## [TASK GOAL]
Set down all of the entries word for word, omitting the images they contain.

## [DATA ENTRIES]

──────────

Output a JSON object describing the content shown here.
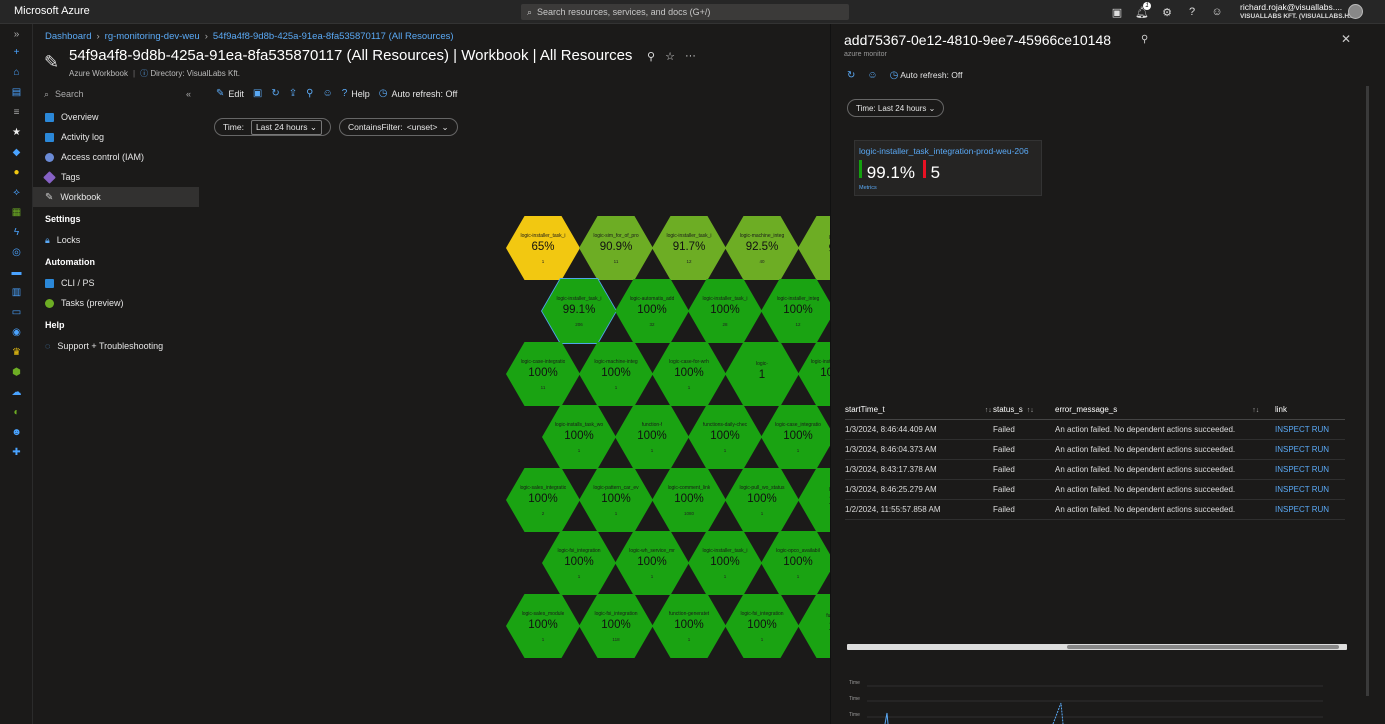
{
  "topbar": {
    "brand": "Microsoft Azure",
    "search_placeholder": "Search resources, services, and docs (G+/)",
    "notification_count": "1",
    "user_email": "richard.rojak@visuallabs....",
    "user_tenant": "VISUALLABS KFT. (VISUALLABS.H..."
  },
  "breadcrumb": [
    "Dashboard",
    "rg-monitoring-dev-weu",
    "54f9a4f8-9d8b-425a-91ea-8fa535870117 (All Resources)"
  ],
  "page": {
    "title": "54f9a4f8-9d8b-425a-91ea-8fa535870117 (All Resources) | Workbook | All Resources",
    "subtitle": "Azure Workbook",
    "directory": "Directory: VisualLabs Kft."
  },
  "leftnav": {
    "search_placeholder": "Search",
    "items": [
      {
        "label": "Overview",
        "color": "#2b88d8"
      },
      {
        "label": "Activity log",
        "color": "#2b88d8"
      },
      {
        "label": "Access control (IAM)",
        "color": "#6b8bd6"
      },
      {
        "label": "Tags",
        "color": "#8661c5"
      },
      {
        "label": "Workbook",
        "color": "#cccccc"
      }
    ],
    "sections": {
      "settings": "Settings",
      "locks": "Locks",
      "automation": "Automation",
      "cli": "CLI / PS",
      "tasks": "Tasks (preview)",
      "help": "Help",
      "support": "Support + Troubleshooting"
    }
  },
  "toolbar": {
    "edit": "Edit",
    "help": "Help",
    "autorefresh": "Auto refresh: Off"
  },
  "filters": {
    "time_label": "Time:",
    "time_value": "Last 24 hours",
    "contains_label": "ContainsFilter:",
    "contains_value": "<unset>"
  },
  "hexes": [
    {
      "name": "logic-installer_task_i",
      "value": "65%",
      "count": "1",
      "color": "#f2c811"
    },
    {
      "name": "logic-sim_for_of_pro",
      "value": "90.9%",
      "count": "11",
      "color": "#6dad24"
    },
    {
      "name": "logic-installer_task_i",
      "value": "91.7%",
      "count": "12",
      "color": "#6dad24"
    },
    {
      "name": "logic-machine_integ",
      "value": "92.5%",
      "count": "40",
      "color": "#6dad24"
    },
    {
      "name": "logic-",
      "value": "96",
      "count": "",
      "color": "#6dad24"
    },
    {
      "name": "logic-installer_task_i",
      "value": "99.1%",
      "count": "206",
      "color": "#1aa312"
    },
    {
      "name": "logic-automatis_add",
      "value": "100%",
      "count": "32",
      "color": "#1aa312"
    },
    {
      "name": "logic-installer_task_i",
      "value": "100%",
      "count": "28",
      "color": "#1aa312"
    },
    {
      "name": "logic-installer_integ",
      "value": "100%",
      "count": "12",
      "color": "#1aa312"
    },
    {
      "name": "logic-case-integratio",
      "value": "100%",
      "count": "107",
      "color": "#1aa312"
    },
    {
      "name": "logic-case-integratio",
      "value": "100%",
      "count": "11",
      "color": "#1aa312"
    },
    {
      "name": "logic-machine-integ",
      "value": "100%",
      "count": "1",
      "color": "#1aa312"
    },
    {
      "name": "logic-case-for-wrh",
      "value": "100%",
      "count": "1",
      "color": "#1aa312"
    },
    {
      "name": "logic-",
      "value": "1",
      "count": "",
      "color": "#1aa312"
    },
    {
      "name": "logic-installs_task_wo",
      "value": "100%",
      "count": "1",
      "color": "#1aa312"
    },
    {
      "name": "function-f",
      "value": "100%",
      "count": "1",
      "color": "#1aa312"
    },
    {
      "name": "functions-daily-chec",
      "value": "100%",
      "count": "1",
      "color": "#1aa312"
    },
    {
      "name": "logic-case_integratio",
      "value": "100%",
      "count": "1",
      "color": "#1aa312"
    },
    {
      "name": "logic-sales_integratio",
      "value": "100%",
      "count": "2",
      "color": "#1aa312"
    },
    {
      "name": "logic-pattern_car_ev",
      "value": "100%",
      "count": "1",
      "color": "#1aa312"
    },
    {
      "name": "logic-comment_link",
      "value": "100%",
      "count": "1080",
      "color": "#1aa312"
    },
    {
      "name": "logic-pull_wo_status",
      "value": "100%",
      "count": "1",
      "color": "#1aa312"
    },
    {
      "name": "logic-",
      "value": "10",
      "count": "",
      "color": "#1aa312"
    },
    {
      "name": "logic-fsi_integration",
      "value": "100%",
      "count": "1",
      "color": "#1aa312"
    },
    {
      "name": "logic-wh_service_mr",
      "value": "100%",
      "count": "1",
      "color": "#1aa312"
    },
    {
      "name": "logic-installer_task_i",
      "value": "100%",
      "count": "1",
      "color": "#1aa312"
    },
    {
      "name": "logic-opco_availabil",
      "value": "100%",
      "count": "1",
      "color": "#1aa312"
    },
    {
      "name": "logic-sales_module",
      "value": "100%",
      "count": "1",
      "color": "#1aa312"
    },
    {
      "name": "logic-fsi_integration",
      "value": "100%",
      "count": "118",
      "color": "#1aa312"
    },
    {
      "name": "function-generatet",
      "value": "100%",
      "count": "1",
      "color": "#1aa312"
    },
    {
      "name": "logic-fsi_integration",
      "value": "100%",
      "count": "1",
      "color": "#1aa312"
    },
    {
      "name": "function",
      "value": "10",
      "count": "",
      "color": "#1aa312"
    }
  ],
  "panel": {
    "title": "add75367-0e12-4810-9ee7-45966ce10148",
    "subtitle": "azure monitor",
    "autorefresh": "Auto refresh: Off",
    "time": "Time: Last 24 hours",
    "tile": {
      "name": "logic-installer_task_integration-prod-weu-206",
      "success": "99.1%",
      "failures": "5",
      "link": "Metrics",
      "success_color": "#13a10e",
      "fail_color": "#e81123"
    },
    "table": {
      "headers": [
        "startTime_t",
        "status_s",
        "error_message_s",
        "link"
      ],
      "rows": [
        [
          "1/3/2024, 8:46:44.409 AM",
          "Failed",
          "An action failed. No dependent actions succeeded.",
          "INSPECT RUN"
        ],
        [
          "1/3/2024, 8:46:04.373 AM",
          "Failed",
          "An action failed. No dependent actions succeeded.",
          "INSPECT RUN"
        ],
        [
          "1/3/2024, 8:43:17.378 AM",
          "Failed",
          "An action failed. No dependent actions succeeded.",
          "INSPECT RUN"
        ],
        [
          "1/3/2024, 8:46:25.279 AM",
          "Failed",
          "An action failed. No dependent actions succeeded.",
          "INSPECT RUN"
        ],
        [
          "1/2/2024, 11:55:57.858 AM",
          "Failed",
          "An action failed. No dependent actions succeeded.",
          "INSPECT RUN"
        ]
      ]
    },
    "mini_chart": {
      "y_ticks": [
        "Time",
        "Time",
        "Time"
      ]
    }
  }
}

──────────

## [CORRECT RESPONSE]
Output a JSON object describing the content shown here.
{
  "topbar": {
    "brand": "Microsoft Azure",
    "search_placeholder": "Search resources, services, and docs (G+/)",
    "notification_count": "1",
    "user_email": "richard.rojak@visuallabs....",
    "user_tenant": "VISUALLABS KFT. (VISUALLABS.H..."
  },
  "breadcrumb": [
    "Dashboard",
    "rg-monitoring-dev-weu",
    "54f9a4f8-9d8b-425a-91ea-8fa535870117 (All Resources)"
  ],
  "page": {
    "title": "54f9a4f8-9d8b-425a-91ea-8fa535870117 (All Resources) | Workbook | All Resources",
    "subtitle": "Azure Workbook",
    "directory": "Directory: VisualLabs Kft."
  },
  "leftnav": {
    "search_placeholder": "Search",
    "items": [
      {
        "label": "Overview",
        "color": "#2b88d8"
      },
      {
        "label": "Activity log",
        "color": "#2b88d8"
      },
      {
        "label": "Access control (IAM)",
        "color": "#6b8bd6"
      },
      {
        "label": "Tags",
        "color": "#8661c5"
      },
      {
        "label": "Workbook",
        "color": "#cccccc"
      }
    ],
    "sections": {
      "settings": "Settings",
      "locks": "Locks",
      "automation": "Automation",
      "cli": "CLI / PS",
      "tasks": "Tasks (preview)",
      "help": "Help",
      "support": "Support + Troubleshooting"
    }
  },
  "toolbar": {
    "edit": "Edit",
    "help": "Help",
    "autorefresh": "Auto refresh: Off"
  },
  "filters": {
    "time_label": "Time:",
    "time_value": "Last 24 hours",
    "contains_label": "ContainsFilter:",
    "contains_value": "<unset>"
  },
  "hexes": [
    {
      "name": "logic-installer_task_i",
      "value": "65%",
      "count": "1",
      "color": "#f2c811"
    },
    {
      "name": "logic-sim_for_of_pro",
      "value": "90.9%",
      "count": "11",
      "color": "#6dad24"
    },
    {
      "name": "logic-installer_task_i",
      "value": "91.7%",
      "count": "12",
      "color": "#6dad24"
    },
    {
      "name": "logic-machine_integ",
      "value": "92.5%",
      "count": "40",
      "color": "#6dad24"
    },
    {
      "name": "logic-",
      "value": "96",
      "count": "",
      "color": "#6dad24"
    },
    {
      "name": "logic-installer_task_i",
      "value": "99.1%",
      "count": "206",
      "color": "#1aa312"
    },
    {
      "name": "logic-automatis_add",
      "value": "100%",
      "count": "32",
      "color": "#1aa312"
    },
    {
      "name": "logic-installer_task_i",
      "value": "100%",
      "count": "28",
      "color": "#1aa312"
    },
    {
      "name": "logic-installer_integ",
      "value": "100%",
      "count": "12",
      "color": "#1aa312"
    },
    {
      "name": "logic-case-integratio",
      "value": "100%",
      "count": "107",
      "color": "#1aa312"
    },
    {
      "name": "logic-case-integratio",
      "value": "100%",
      "count": "11",
      "color": "#1aa312"
    },
    {
      "name": "logic-machine-integ",
      "value": "100%",
      "count": "1",
      "color": "#1aa312"
    },
    {
      "name": "logic-case-for-wrh",
      "value": "100%",
      "count": "1",
      "color": "#1aa312"
    },
    {
      "name": "logic-",
      "value": "1",
      "count": "",
      "color": "#1aa312"
    },
    {
      "name": "logic-installs_task_wo",
      "value": "100%",
      "count": "1",
      "color": "#1aa312"
    },
    {
      "name": "function-f",
      "value": "100%",
      "count": "1",
      "color": "#1aa312"
    },
    {
      "name": "functions-daily-chec",
      "value": "100%",
      "count": "1",
      "color": "#1aa312"
    },
    {
      "name": "logic-case_integratio",
      "value": "100%",
      "count": "1",
      "color": "#1aa312"
    },
    {
      "name": "logic-sales_integratio",
      "value": "100%",
      "count": "2",
      "color": "#1aa312"
    },
    {
      "name": "logic-pattern_car_ev",
      "value": "100%",
      "count": "1",
      "color": "#1aa312"
    },
    {
      "name": "logic-comment_link",
      "value": "100%",
      "count": "1080",
      "color": "#1aa312"
    },
    {
      "name": "logic-pull_wo_status",
      "value": "100%",
      "count": "1",
      "color": "#1aa312"
    },
    {
      "name": "logic-",
      "value": "10",
      "count": "",
      "color": "#1aa312"
    },
    {
      "name": "logic-fsi_integration",
      "value": "100%",
      "count": "1",
      "color": "#1aa312"
    },
    {
      "name": "logic-wh_service_mr",
      "value": "100%",
      "count": "1",
      "color": "#1aa312"
    },
    {
      "name": "logic-installer_task_i",
      "value": "100%",
      "count": "1",
      "color": "#1aa312"
    },
    {
      "name": "logic-opco_availabil",
      "value": "100%",
      "count": "1",
      "color": "#1aa312"
    },
    {
      "name": "logic-sales_module",
      "value": "100%",
      "count": "1",
      "color": "#1aa312"
    },
    {
      "name": "logic-fsi_integration",
      "value": "100%",
      "count": "118",
      "color": "#1aa312"
    },
    {
      "name": "function-generatet",
      "value": "100%",
      "count": "1",
      "color": "#1aa312"
    },
    {
      "name": "logic-fsi_integration",
      "value": "100%",
      "count": "1",
      "color": "#1aa312"
    },
    {
      "name": "function",
      "value": "10",
      "count": "",
      "color": "#1aa312"
    }
  ],
  "panel": {
    "title": "add75367-0e12-4810-9ee7-45966ce10148",
    "subtitle": "azure monitor",
    "autorefresh": "Auto refresh: Off",
    "time": "Time: Last 24 hours",
    "tile": {
      "name": "logic-installer_task_integration-prod-weu-206",
      "success": "99.1%",
      "failures": "5",
      "link": "Metrics",
      "success_color": "#13a10e",
      "fail_color": "#e81123"
    },
    "table": {
      "headers": [
        "startTime_t",
        "status_s",
        "error_message_s",
        "link"
      ],
      "rows": [
        [
          "1/3/2024, 8:46:44.409 AM",
          "Failed",
          "An action failed. No dependent actions succeeded.",
          "INSPECT RUN"
        ],
        [
          "1/3/2024, 8:46:04.373 AM",
          "Failed",
          "An action failed. No dependent actions succeeded.",
          "INSPECT RUN"
        ],
        [
          "1/3/2024, 8:43:17.378 AM",
          "Failed",
          "An action failed. No dependent actions succeeded.",
          "INSPECT RUN"
        ],
        [
          "1/3/2024, 8:46:25.279 AM",
          "Failed",
          "An action failed. No dependent actions succeeded.",
          "INSPECT RUN"
        ],
        [
          "1/2/2024, 11:55:57.858 AM",
          "Failed",
          "An action failed. No dependent actions succeeded.",
          "INSPECT RUN"
        ]
      ]
    },
    "mini_chart": {
      "y_ticks": [
        "Time",
        "Time",
        "Time"
      ]
    }
  }
}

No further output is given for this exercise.